### [Do this]
Return each line of the records with nothing changed, pictures excepted.

---------- Task input

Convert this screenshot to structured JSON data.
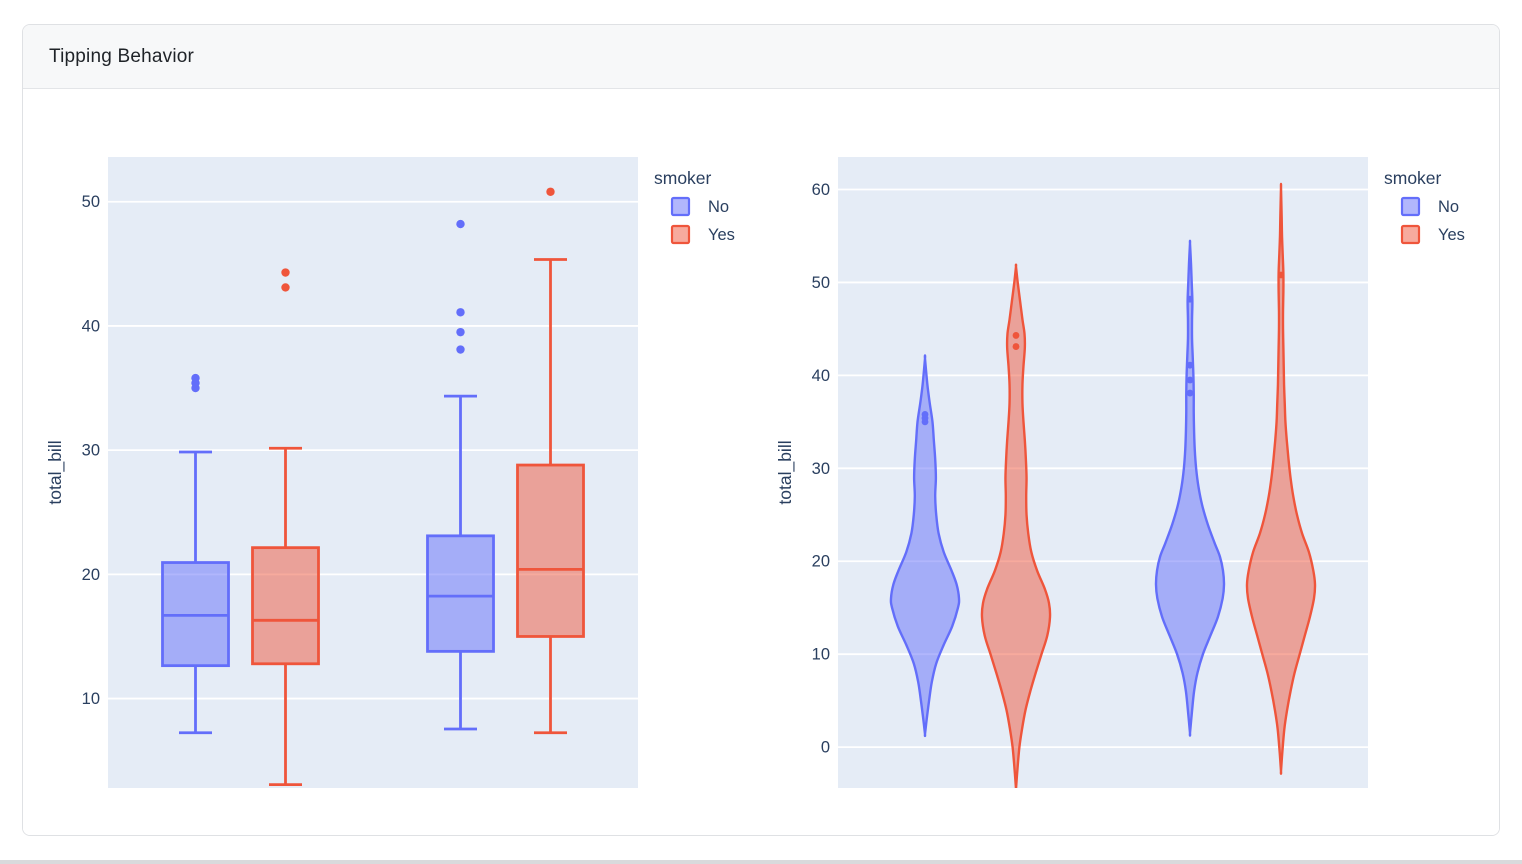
{
  "card": {
    "title": "Tipping Behavior"
  },
  "colors": {
    "series_no": "#636EFA",
    "series_yes": "#EF553B",
    "plot_bg": "#E5ECF6",
    "grid": "#FFFFFF",
    "axis_text": "#2A3F5F"
  },
  "chart_data": [
    {
      "type": "box",
      "ylabel": "total_bill",
      "yticks": [
        10,
        20,
        30,
        40,
        50
      ],
      "yrange": [
        2.8,
        53.6
      ],
      "grid": true,
      "x_tick_labels_visible": false,
      "legend": {
        "title": "smoker",
        "position": "top-right-outside",
        "items": [
          {
            "label": "No",
            "color": "#636EFA"
          },
          {
            "label": "Yes",
            "color": "#EF553B"
          }
        ]
      },
      "groups": [
        {
          "boxes": [
            {
              "series": "No",
              "lowerfence": 7.25,
              "q1": 12.65,
              "median": 16.7,
              "q3": 20.95,
              "upperfence": 29.85,
              "outliers": [
                35.0,
                35.4,
                35.8
              ]
            },
            {
              "series": "Yes",
              "lowerfence": 3.07,
              "q1": 12.8,
              "median": 16.3,
              "q3": 22.15,
              "upperfence": 30.15,
              "outliers": [
                43.1,
                44.3
              ]
            }
          ]
        },
        {
          "boxes": [
            {
              "series": "No",
              "lowerfence": 7.55,
              "q1": 13.8,
              "median": 18.25,
              "q3": 23.1,
              "upperfence": 34.35,
              "outliers": [
                38.1,
                39.5,
                41.1,
                48.2
              ]
            },
            {
              "series": "Yes",
              "lowerfence": 7.25,
              "q1": 15.0,
              "median": 20.4,
              "q3": 28.8,
              "upperfence": 45.35,
              "outliers": [
                50.8
              ]
            }
          ]
        }
      ]
    },
    {
      "type": "violin",
      "ylabel": "total_bill",
      "yticks": [
        0,
        10,
        20,
        30,
        40,
        50,
        60
      ],
      "yrange": [
        -4.4,
        63.5
      ],
      "grid": true,
      "x_tick_labels_visible": false,
      "legend": {
        "title": "smoker",
        "position": "top-right-outside",
        "items": [
          {
            "label": "No",
            "color": "#636EFA"
          },
          {
            "label": "Yes",
            "color": "#EF553B"
          }
        ]
      },
      "groups": [
        {
          "violins": [
            {
              "series": "No",
              "min": 1.4,
              "max": 41.8,
              "points": [
                35.0,
                35.4,
                35.8
              ],
              "profile": [
                [
                  1.4,
                  0
                ],
                [
                  3,
                  0.05
                ],
                [
                  5,
                  0.12
                ],
                [
                  7,
                  0.2
                ],
                [
                  9,
                  0.33
                ],
                [
                  11,
                  0.55
                ],
                [
                  13,
                  0.8
                ],
                [
                  15,
                  0.97
                ],
                [
                  16,
                  1
                ],
                [
                  17.5,
                  0.93
                ],
                [
                  19,
                  0.78
                ],
                [
                  21,
                  0.55
                ],
                [
                  23,
                  0.4
                ],
                [
                  25,
                  0.33
                ],
                [
                  27,
                  0.3
                ],
                [
                  29,
                  0.32
                ],
                [
                  31,
                  0.3
                ],
                [
                  33,
                  0.26
                ],
                [
                  35,
                  0.22
                ],
                [
                  37,
                  0.14
                ],
                [
                  39,
                  0.07
                ],
                [
                  41.8,
                  0
                ]
              ]
            },
            {
              "series": "Yes",
              "min": -4.5,
              "max": 51.7,
              "points": [
                43.1,
                44.3
              ],
              "profile": [
                [
                  -4.5,
                  0
                ],
                [
                  -2.5,
                  0.04
                ],
                [
                  0,
                  0.1
                ],
                [
                  2,
                  0.18
                ],
                [
                  4,
                  0.28
                ],
                [
                  6,
                  0.42
                ],
                [
                  8,
                  0.58
                ],
                [
                  10,
                  0.75
                ],
                [
                  12,
                  0.92
                ],
                [
                  14,
                  1
                ],
                [
                  15.5,
                  0.97
                ],
                [
                  17,
                  0.85
                ],
                [
                  19,
                  0.62
                ],
                [
                  21,
                  0.45
                ],
                [
                  23,
                  0.36
                ],
                [
                  25,
                  0.31
                ],
                [
                  27,
                  0.3
                ],
                [
                  29,
                  0.31
                ],
                [
                  31,
                  0.29
                ],
                [
                  33,
                  0.26
                ],
                [
                  35,
                  0.22
                ],
                [
                  37,
                  0.19
                ],
                [
                  39,
                  0.19
                ],
                [
                  41,
                  0.22
                ],
                [
                  43,
                  0.26
                ],
                [
                  44.5,
                  0.25
                ],
                [
                  46,
                  0.19
                ],
                [
                  48,
                  0.12
                ],
                [
                  50,
                  0.05
                ],
                [
                  51.7,
                  0
                ]
              ]
            }
          ]
        },
        {
          "violins": [
            {
              "series": "No",
              "min": 1.5,
              "max": 54.2,
              "points": [
                38.1,
                39.5,
                41.1,
                48.2
              ],
              "profile": [
                [
                  1.5,
                  0
                ],
                [
                  3.5,
                  0.05
                ],
                [
                  6,
                  0.12
                ],
                [
                  8,
                  0.22
                ],
                [
                  10,
                  0.38
                ],
                [
                  12,
                  0.6
                ],
                [
                  14,
                  0.82
                ],
                [
                  16,
                  0.96
                ],
                [
                  17.5,
                  1
                ],
                [
                  19,
                  0.97
                ],
                [
                  20.5,
                  0.88
                ],
                [
                  22,
                  0.72
                ],
                [
                  24,
                  0.52
                ],
                [
                  26,
                  0.36
                ],
                [
                  28,
                  0.25
                ],
                [
                  30,
                  0.18
                ],
                [
                  32,
                  0.14
                ],
                [
                  34,
                  0.12
                ],
                [
                  36,
                  0.11
                ],
                [
                  38,
                  0.11
                ],
                [
                  40,
                  0.1
                ],
                [
                  42,
                  0.08
                ],
                [
                  44,
                  0.06
                ],
                [
                  46,
                  0.06
                ],
                [
                  48,
                  0.07
                ],
                [
                  50,
                  0.05
                ],
                [
                  52,
                  0.03
                ],
                [
                  54.2,
                  0
                ]
              ]
            },
            {
              "series": "Yes",
              "min": -2.6,
              "max": 60.2,
              "points": [
                50.8
              ],
              "profile": [
                [
                  -2.6,
                  0
                ],
                [
                  -0.5,
                  0.04
                ],
                [
                  2,
                  0.1
                ],
                [
                  4,
                  0.18
                ],
                [
                  6,
                  0.28
                ],
                [
                  8,
                  0.4
                ],
                [
                  10,
                  0.55
                ],
                [
                  12,
                  0.7
                ],
                [
                  14,
                  0.85
                ],
                [
                  16,
                  0.97
                ],
                [
                  17.5,
                  1
                ],
                [
                  19,
                  0.95
                ],
                [
                  21,
                  0.82
                ],
                [
                  23,
                  0.62
                ],
                [
                  25,
                  0.47
                ],
                [
                  27,
                  0.36
                ],
                [
                  29,
                  0.28
                ],
                [
                  31,
                  0.22
                ],
                [
                  33,
                  0.17
                ],
                [
                  35,
                  0.13
                ],
                [
                  37,
                  0.11
                ],
                [
                  39,
                  0.09
                ],
                [
                  41,
                  0.08
                ],
                [
                  43,
                  0.07
                ],
                [
                  45,
                  0.06
                ],
                [
                  47,
                  0.06
                ],
                [
                  49,
                  0.07
                ],
                [
                  51,
                  0.07
                ],
                [
                  53,
                  0.05
                ],
                [
                  55,
                  0.03
                ],
                [
                  57,
                  0.02
                ],
                [
                  60.2,
                  0
                ]
              ]
            }
          ]
        }
      ]
    }
  ]
}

--------------------

### [Answer to the exercise]
Convert this screenshot to structured JSON data.
{
  "card": {
    "title": "Tipping Behavior"
  },
  "colors": {
    "series_no": "#636EFA",
    "series_yes": "#EF553B",
    "plot_bg": "#E5ECF6",
    "grid": "#FFFFFF",
    "axis_text": "#2A3F5F"
  },
  "chart_data": [
    {
      "type": "box",
      "ylabel": "total_bill",
      "yticks": [
        10,
        20,
        30,
        40,
        50
      ],
      "yrange": [
        2.8,
        53.6
      ],
      "grid": true,
      "x_tick_labels_visible": false,
      "legend": {
        "title": "smoker",
        "position": "top-right-outside",
        "items": [
          {
            "label": "No",
            "color": "#636EFA"
          },
          {
            "label": "Yes",
            "color": "#EF553B"
          }
        ]
      },
      "groups": [
        {
          "boxes": [
            {
              "series": "No",
              "lowerfence": 7.25,
              "q1": 12.65,
              "median": 16.7,
              "q3": 20.95,
              "upperfence": 29.85,
              "outliers": [
                35.0,
                35.4,
                35.8
              ]
            },
            {
              "series": "Yes",
              "lowerfence": 3.07,
              "q1": 12.8,
              "median": 16.3,
              "q3": 22.15,
              "upperfence": 30.15,
              "outliers": [
                43.1,
                44.3
              ]
            }
          ]
        },
        {
          "boxes": [
            {
              "series": "No",
              "lowerfence": 7.55,
              "q1": 13.8,
              "median": 18.25,
              "q3": 23.1,
              "upperfence": 34.35,
              "outliers": [
                38.1,
                39.5,
                41.1,
                48.2
              ]
            },
            {
              "series": "Yes",
              "lowerfence": 7.25,
              "q1": 15.0,
              "median": 20.4,
              "q3": 28.8,
              "upperfence": 45.35,
              "outliers": [
                50.8
              ]
            }
          ]
        }
      ]
    },
    {
      "type": "violin",
      "ylabel": "total_bill",
      "yticks": [
        0,
        10,
        20,
        30,
        40,
        50,
        60
      ],
      "yrange": [
        -4.4,
        63.5
      ],
      "grid": true,
      "x_tick_labels_visible": false,
      "legend": {
        "title": "smoker",
        "position": "top-right-outside",
        "items": [
          {
            "label": "No",
            "color": "#636EFA"
          },
          {
            "label": "Yes",
            "color": "#EF553B"
          }
        ]
      },
      "groups": [
        {
          "violins": [
            {
              "series": "No",
              "min": 1.4,
              "max": 41.8,
              "points": [
                35.0,
                35.4,
                35.8
              ],
              "profile": [
                [
                  1.4,
                  0
                ],
                [
                  3,
                  0.05
                ],
                [
                  5,
                  0.12
                ],
                [
                  7,
                  0.2
                ],
                [
                  9,
                  0.33
                ],
                [
                  11,
                  0.55
                ],
                [
                  13,
                  0.8
                ],
                [
                  15,
                  0.97
                ],
                [
                  16,
                  1
                ],
                [
                  17.5,
                  0.93
                ],
                [
                  19,
                  0.78
                ],
                [
                  21,
                  0.55
                ],
                [
                  23,
                  0.4
                ],
                [
                  25,
                  0.33
                ],
                [
                  27,
                  0.3
                ],
                [
                  29,
                  0.32
                ],
                [
                  31,
                  0.3
                ],
                [
                  33,
                  0.26
                ],
                [
                  35,
                  0.22
                ],
                [
                  37,
                  0.14
                ],
                [
                  39,
                  0.07
                ],
                [
                  41.8,
                  0
                ]
              ]
            },
            {
              "series": "Yes",
              "min": -4.5,
              "max": 51.7,
              "points": [
                43.1,
                44.3
              ],
              "profile": [
                [
                  -4.5,
                  0
                ],
                [
                  -2.5,
                  0.04
                ],
                [
                  0,
                  0.1
                ],
                [
                  2,
                  0.18
                ],
                [
                  4,
                  0.28
                ],
                [
                  6,
                  0.42
                ],
                [
                  8,
                  0.58
                ],
                [
                  10,
                  0.75
                ],
                [
                  12,
                  0.92
                ],
                [
                  14,
                  1
                ],
                [
                  15.5,
                  0.97
                ],
                [
                  17,
                  0.85
                ],
                [
                  19,
                  0.62
                ],
                [
                  21,
                  0.45
                ],
                [
                  23,
                  0.36
                ],
                [
                  25,
                  0.31
                ],
                [
                  27,
                  0.3
                ],
                [
                  29,
                  0.31
                ],
                [
                  31,
                  0.29
                ],
                [
                  33,
                  0.26
                ],
                [
                  35,
                  0.22
                ],
                [
                  37,
                  0.19
                ],
                [
                  39,
                  0.19
                ],
                [
                  41,
                  0.22
                ],
                [
                  43,
                  0.26
                ],
                [
                  44.5,
                  0.25
                ],
                [
                  46,
                  0.19
                ],
                [
                  48,
                  0.12
                ],
                [
                  50,
                  0.05
                ],
                [
                  51.7,
                  0
                ]
              ]
            }
          ]
        },
        {
          "violins": [
            {
              "series": "No",
              "min": 1.5,
              "max": 54.2,
              "points": [
                38.1,
                39.5,
                41.1,
                48.2
              ],
              "profile": [
                [
                  1.5,
                  0
                ],
                [
                  3.5,
                  0.05
                ],
                [
                  6,
                  0.12
                ],
                [
                  8,
                  0.22
                ],
                [
                  10,
                  0.38
                ],
                [
                  12,
                  0.6
                ],
                [
                  14,
                  0.82
                ],
                [
                  16,
                  0.96
                ],
                [
                  17.5,
                  1
                ],
                [
                  19,
                  0.97
                ],
                [
                  20.5,
                  0.88
                ],
                [
                  22,
                  0.72
                ],
                [
                  24,
                  0.52
                ],
                [
                  26,
                  0.36
                ],
                [
                  28,
                  0.25
                ],
                [
                  30,
                  0.18
                ],
                [
                  32,
                  0.14
                ],
                [
                  34,
                  0.12
                ],
                [
                  36,
                  0.11
                ],
                [
                  38,
                  0.11
                ],
                [
                  40,
                  0.1
                ],
                [
                  42,
                  0.08
                ],
                [
                  44,
                  0.06
                ],
                [
                  46,
                  0.06
                ],
                [
                  48,
                  0.07
                ],
                [
                  50,
                  0.05
                ],
                [
                  52,
                  0.03
                ],
                [
                  54.2,
                  0
                ]
              ]
            },
            {
              "series": "Yes",
              "min": -2.6,
              "max": 60.2,
              "points": [
                50.8
              ],
              "profile": [
                [
                  -2.6,
                  0
                ],
                [
                  -0.5,
                  0.04
                ],
                [
                  2,
                  0.1
                ],
                [
                  4,
                  0.18
                ],
                [
                  6,
                  0.28
                ],
                [
                  8,
                  0.4
                ],
                [
                  10,
                  0.55
                ],
                [
                  12,
                  0.7
                ],
                [
                  14,
                  0.85
                ],
                [
                  16,
                  0.97
                ],
                [
                  17.5,
                  1
                ],
                [
                  19,
                  0.95
                ],
                [
                  21,
                  0.82
                ],
                [
                  23,
                  0.62
                ],
                [
                  25,
                  0.47
                ],
                [
                  27,
                  0.36
                ],
                [
                  29,
                  0.28
                ],
                [
                  31,
                  0.22
                ],
                [
                  33,
                  0.17
                ],
                [
                  35,
                  0.13
                ],
                [
                  37,
                  0.11
                ],
                [
                  39,
                  0.09
                ],
                [
                  41,
                  0.08
                ],
                [
                  43,
                  0.07
                ],
                [
                  45,
                  0.06
                ],
                [
                  47,
                  0.06
                ],
                [
                  49,
                  0.07
                ],
                [
                  51,
                  0.07
                ],
                [
                  53,
                  0.05
                ],
                [
                  55,
                  0.03
                ],
                [
                  57,
                  0.02
                ],
                [
                  60.2,
                  0
                ]
              ]
            }
          ]
        }
      ]
    }
  ]
}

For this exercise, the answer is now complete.